- _YOUR OBJECTIVE_: Reproduce the listing word for word. Skip any image.

- _PROVIDED MATERIAL_:

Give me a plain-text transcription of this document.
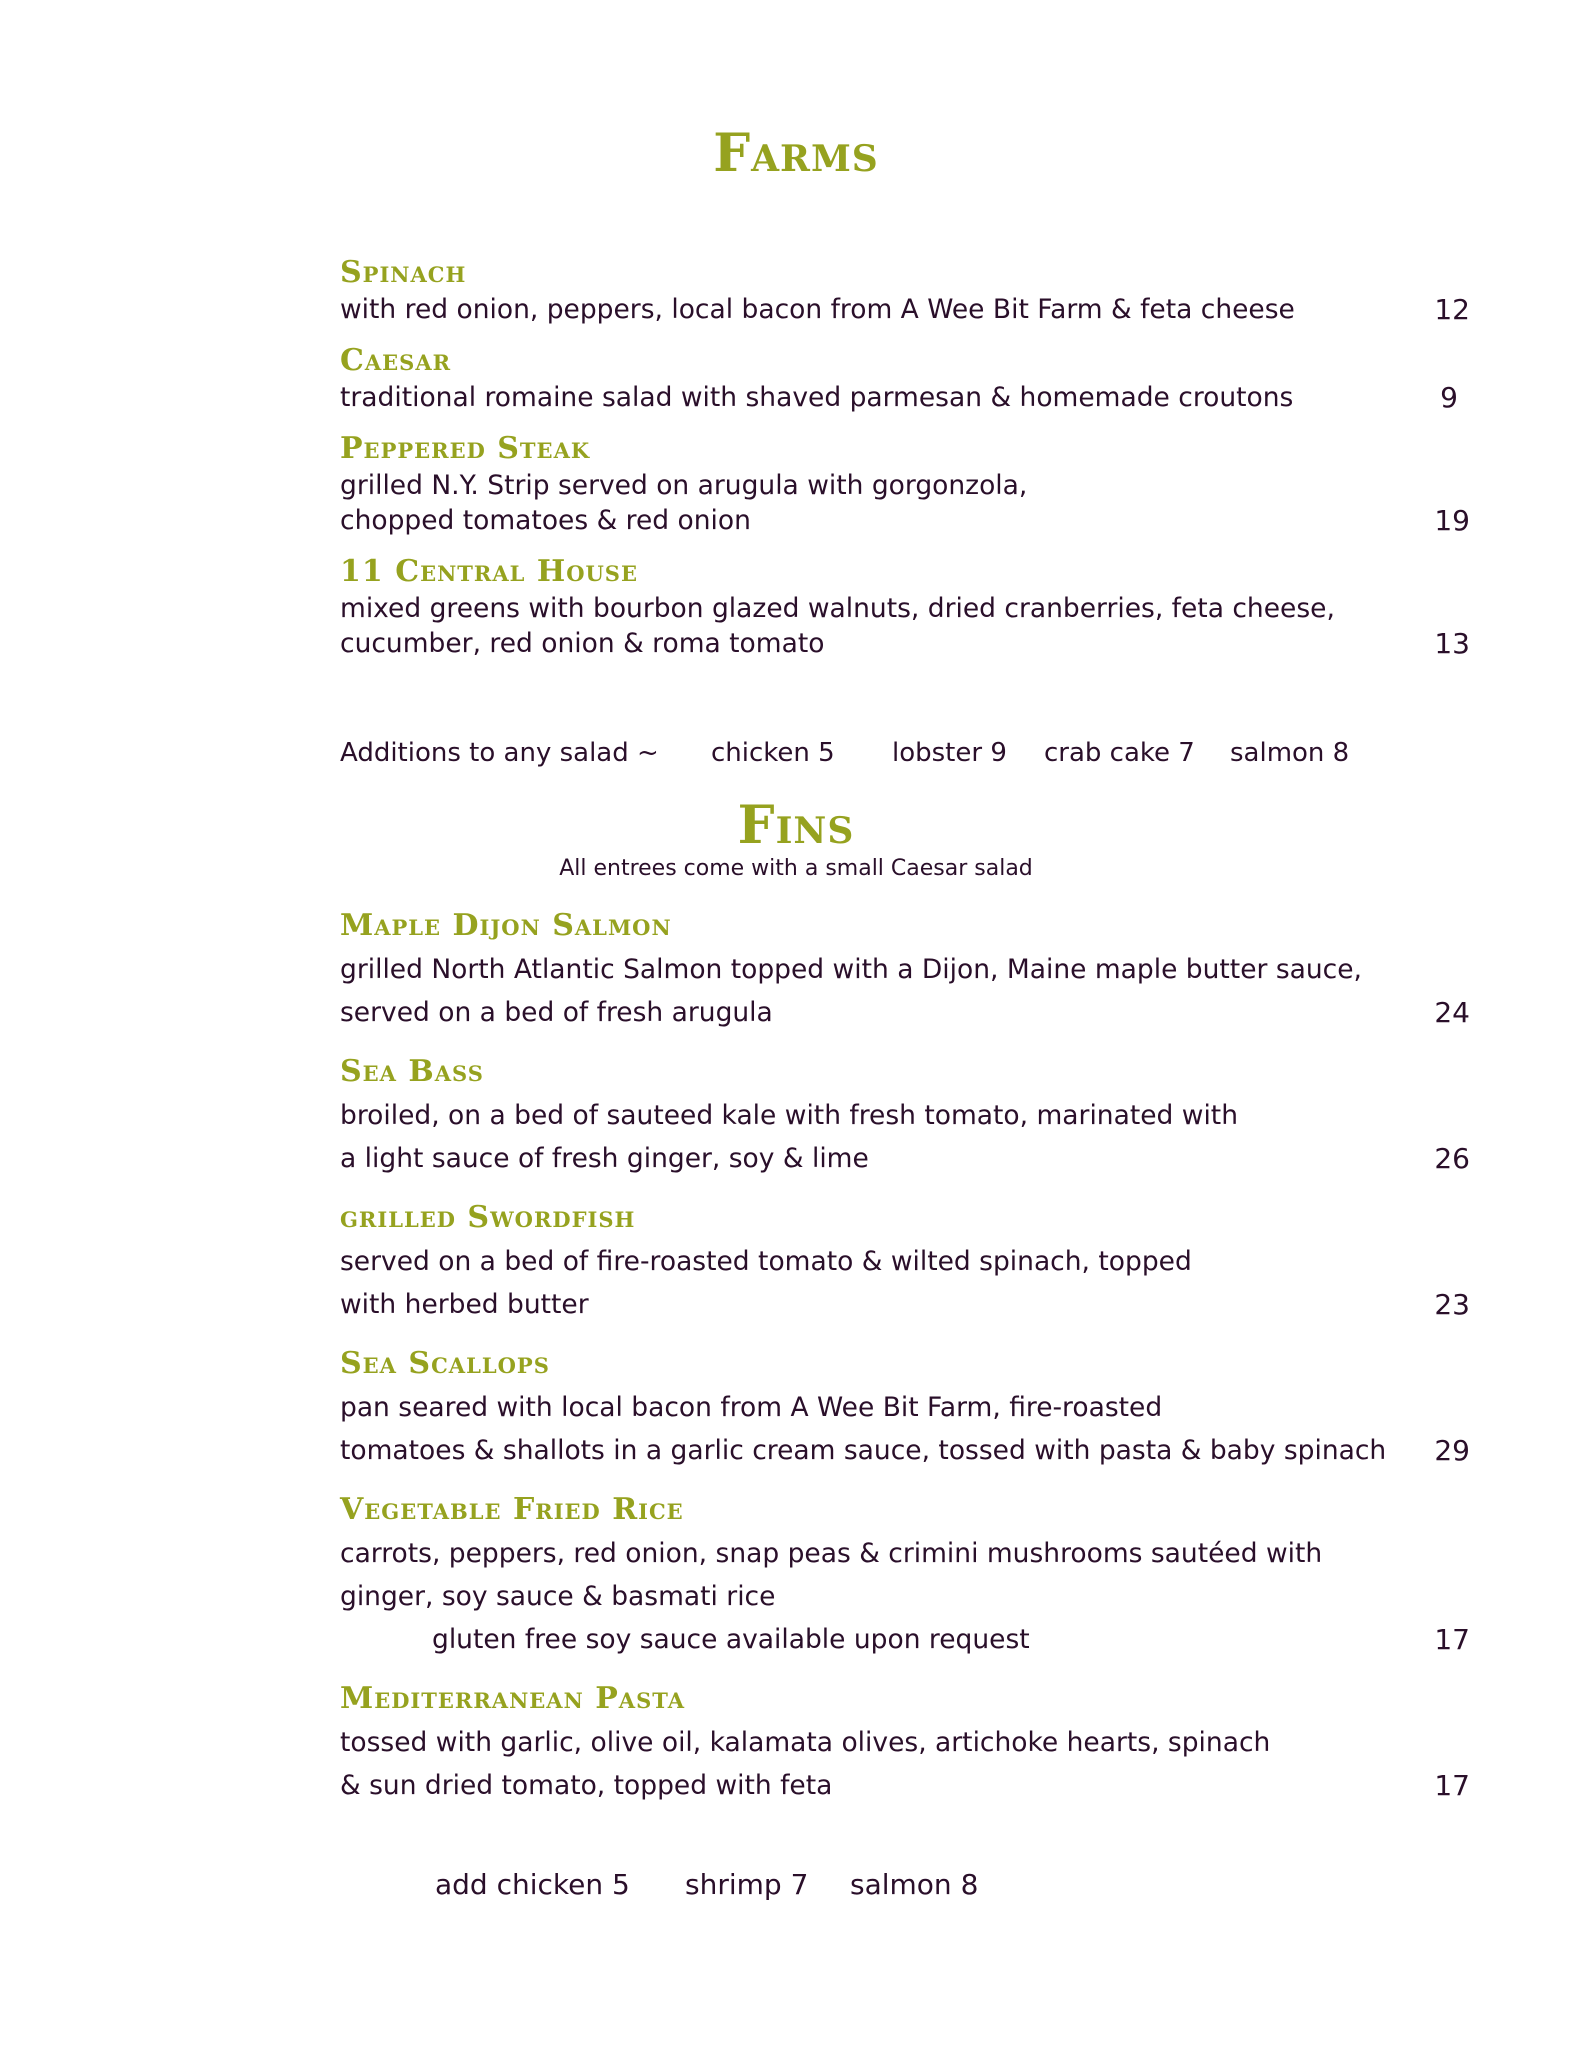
Farms
Spinach
with red onion, peppers, local bacon from A Wee Bit Farm & feta cheese	12
Caesar
traditional romaine salad with shaved parmesan & homemade croutons	9
Peppered Steak
grilled N.Y. Strip served on arugula with gorgonzola,
chopped tomatoes & red onion	19
11 Central House
mixed greens with bourbon glazed walnuts, dried cranberries, feta cheese,
cucumber, red onion & roma tomato	13
Additions to any salad ~ chicken 5 lobster 9 crab cake 7 salmon 8
Fins
All entrees come with a small Caesar salad
Maple Dijon Salmon
grilled North Atlantic Salmon topped with a Dijon, Maine maple butter sauce,
served on a bed of fresh arugula	24
Sea Bass
broiled, on a bed of sauteed kale with fresh tomato, marinated with
a light sauce of fresh ginger, soy & lime	26
grilled Swordfish
served on a bed of fire-roasted tomato & wilted spinach, topped
with herbed butter	23
Sea Scallops
pan seared with local bacon from A Wee Bit Farm, fire-roasted
tomatoes & shallots in a garlic cream sauce, tossed with pasta & baby spinach	29
Vegetable Fried Rice
carrots, peppers, red onion, snap peas & crimini mushrooms sautéed with
ginger, soy sauce & basmati rice
gluten free soy sauce available upon request	17
Mediterranean Pasta
tossed with garlic, olive oil, kalamata olives, artichoke hearts, spinach
& sun dried tomato, topped with feta	17
add chicken 5 shrimp 7 salmon 8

- _EXERCISE RESULT_:
Give me a plain-text transcription of this document.
Farms
Spinach
with red onion, peppers, local bacon from A Wee Bit Farm & feta cheese	12
Caesar
traditional romaine salad with shaved parmesan & homemade croutons	9
Peppered Steak
grilled N.Y. Strip served on arugula with gorgonzola,
chopped tomatoes & red onion	19
11 Central House
mixed greens with bourbon glazed walnuts, dried cranberries, feta cheese,
cucumber, red onion & roma tomato	13
Additions to any salad ~ chicken 5 lobster 9 crab cake 7 salmon 8
Fins
All entrees come with a small Caesar salad
Maple Dijon Salmon
grilled North Atlantic Salmon topped with a Dijon, Maine maple butter sauce,
served on a bed of fresh arugula	24
Sea Bass
broiled, on a bed of sauteed kale with fresh tomato, marinated with
a light sauce of fresh ginger, soy & lime	26
grilled Swordfish
served on a bed of fire-roasted tomato & wilted spinach, topped
with herbed butter	23
Sea Scallops
pan seared with local bacon from A Wee Bit Farm, fire-roasted
tomatoes & shallots in a garlic cream sauce, tossed with pasta & baby spinach	29
Vegetable Fried Rice
carrots, peppers, red onion, snap peas & crimini mushrooms sautéed with
ginger, soy sauce & basmati rice
gluten free soy sauce available upon request	17
Mediterranean Pasta
tossed with garlic, olive oil, kalamata olives, artichoke hearts, spinach
& sun dried tomato, topped with feta	17
add chicken 5 shrimp 7 salmon 8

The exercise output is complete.